DATA SUPPLIED:

· · ·

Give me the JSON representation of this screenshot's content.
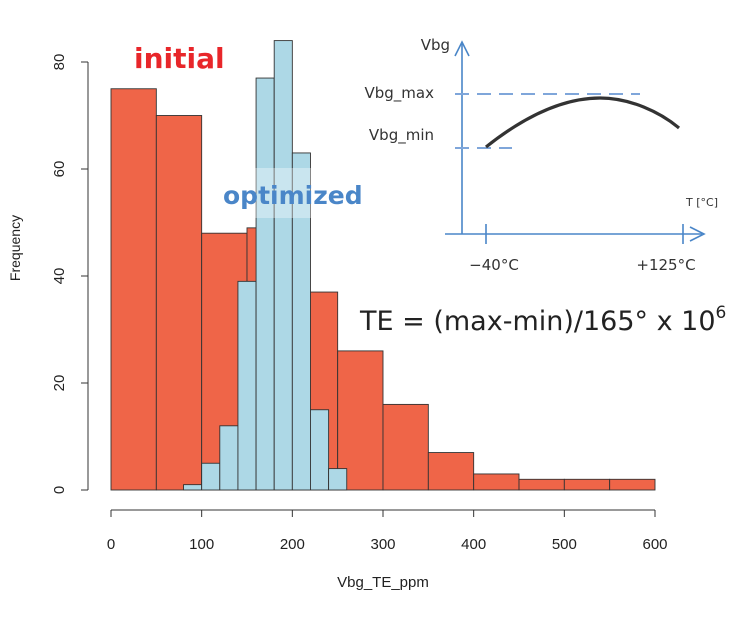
{
  "chart_data": {
    "type": "bar",
    "title": "",
    "xlabel": "Vbg_TE_ppm",
    "ylabel": "Frequency",
    "xlim": [
      0,
      600
    ],
    "ylim": [
      0,
      80
    ],
    "x_ticks": [
      0,
      100,
      200,
      300,
      400,
      500,
      600
    ],
    "y_ticks": [
      0,
      20,
      40,
      60,
      80
    ],
    "grid": false,
    "series": [
      {
        "name": "initial",
        "color": "#ef6548",
        "bins": [
          {
            "x0": 0,
            "x1": 50,
            "count": 75
          },
          {
            "x0": 50,
            "x1": 100,
            "count": 70
          },
          {
            "x0": 100,
            "x1": 150,
            "count": 48
          },
          {
            "x0": 150,
            "x1": 200,
            "count": 49
          },
          {
            "x0": 200,
            "x1": 250,
            "count": 37
          },
          {
            "x0": 250,
            "x1": 300,
            "count": 26
          },
          {
            "x0": 300,
            "x1": 350,
            "count": 16
          },
          {
            "x0": 350,
            "x1": 400,
            "count": 7
          },
          {
            "x0": 400,
            "x1": 450,
            "count": 3
          },
          {
            "x0": 450,
            "x1": 500,
            "count": 2
          },
          {
            "x0": 500,
            "x1": 550,
            "count": 2
          },
          {
            "x0": 550,
            "x1": 600,
            "count": 2
          }
        ]
      },
      {
        "name": "optimized",
        "color": "#add8e6",
        "bins": [
          {
            "x0": 80,
            "x1": 100,
            "count": 1
          },
          {
            "x0": 100,
            "x1": 120,
            "count": 5
          },
          {
            "x0": 120,
            "x1": 140,
            "count": 12
          },
          {
            "x0": 140,
            "x1": 160,
            "count": 39
          },
          {
            "x0": 160,
            "x1": 180,
            "count": 77
          },
          {
            "x0": 180,
            "x1": 200,
            "count": 84
          },
          {
            "x0": 200,
            "x1": 220,
            "count": 63
          },
          {
            "x0": 220,
            "x1": 240,
            "count": 15
          },
          {
            "x0": 240,
            "x1": 260,
            "count": 4
          }
        ]
      }
    ],
    "annotations": {
      "initial_label": "initial",
      "initial_color": "#e8262a",
      "optimized_label": "optimized",
      "optimized_color": "#4a86c8",
      "formula_prefix": "TE = (max-min)/165° x 10",
      "formula_exponent": "6"
    },
    "inset": {
      "y_label": "Vbg",
      "x_label": "T [°C]",
      "max_label": "Vbg_max",
      "min_label": "Vbg_min",
      "tick_low": "−40°C",
      "tick_high": "+125°C",
      "axis_color": "#4a86c8",
      "curve_color": "#333333"
    }
  }
}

· · ·

WHAT THIS TASK INVOLVES: Transcribe every record above exactly, leaving out the pictures.

ANSWER FOR THIS EXERCISE:
Give me the JSON representation of this screenshot's content.
{
  "chart_data": {
    "type": "bar",
    "title": "",
    "xlabel": "Vbg_TE_ppm",
    "ylabel": "Frequency",
    "xlim": [
      0,
      600
    ],
    "ylim": [
      0,
      80
    ],
    "x_ticks": [
      0,
      100,
      200,
      300,
      400,
      500,
      600
    ],
    "y_ticks": [
      0,
      20,
      40,
      60,
      80
    ],
    "grid": false,
    "series": [
      {
        "name": "initial",
        "color": "#ef6548",
        "bins": [
          {
            "x0": 0,
            "x1": 50,
            "count": 75
          },
          {
            "x0": 50,
            "x1": 100,
            "count": 70
          },
          {
            "x0": 100,
            "x1": 150,
            "count": 48
          },
          {
            "x0": 150,
            "x1": 200,
            "count": 49
          },
          {
            "x0": 200,
            "x1": 250,
            "count": 37
          },
          {
            "x0": 250,
            "x1": 300,
            "count": 26
          },
          {
            "x0": 300,
            "x1": 350,
            "count": 16
          },
          {
            "x0": 350,
            "x1": 400,
            "count": 7
          },
          {
            "x0": 400,
            "x1": 450,
            "count": 3
          },
          {
            "x0": 450,
            "x1": 500,
            "count": 2
          },
          {
            "x0": 500,
            "x1": 550,
            "count": 2
          },
          {
            "x0": 550,
            "x1": 600,
            "count": 2
          }
        ]
      },
      {
        "name": "optimized",
        "color": "#add8e6",
        "bins": [
          {
            "x0": 80,
            "x1": 100,
            "count": 1
          },
          {
            "x0": 100,
            "x1": 120,
            "count": 5
          },
          {
            "x0": 120,
            "x1": 140,
            "count": 12
          },
          {
            "x0": 140,
            "x1": 160,
            "count": 39
          },
          {
            "x0": 160,
            "x1": 180,
            "count": 77
          },
          {
            "x0": 180,
            "x1": 200,
            "count": 84
          },
          {
            "x0": 200,
            "x1": 220,
            "count": 63
          },
          {
            "x0": 220,
            "x1": 240,
            "count": 15
          },
          {
            "x0": 240,
            "x1": 260,
            "count": 4
          }
        ]
      }
    ],
    "annotations": {
      "initial_label": "initial",
      "initial_color": "#e8262a",
      "optimized_label": "optimized",
      "optimized_color": "#4a86c8",
      "formula_prefix": "TE = (max-min)/165° x 10",
      "formula_exponent": "6"
    },
    "inset": {
      "y_label": "Vbg",
      "x_label": "T [°C]",
      "max_label": "Vbg_max",
      "min_label": "Vbg_min",
      "tick_low": "−40°C",
      "tick_high": "+125°C",
      "axis_color": "#4a86c8",
      "curve_color": "#333333"
    }
  }
}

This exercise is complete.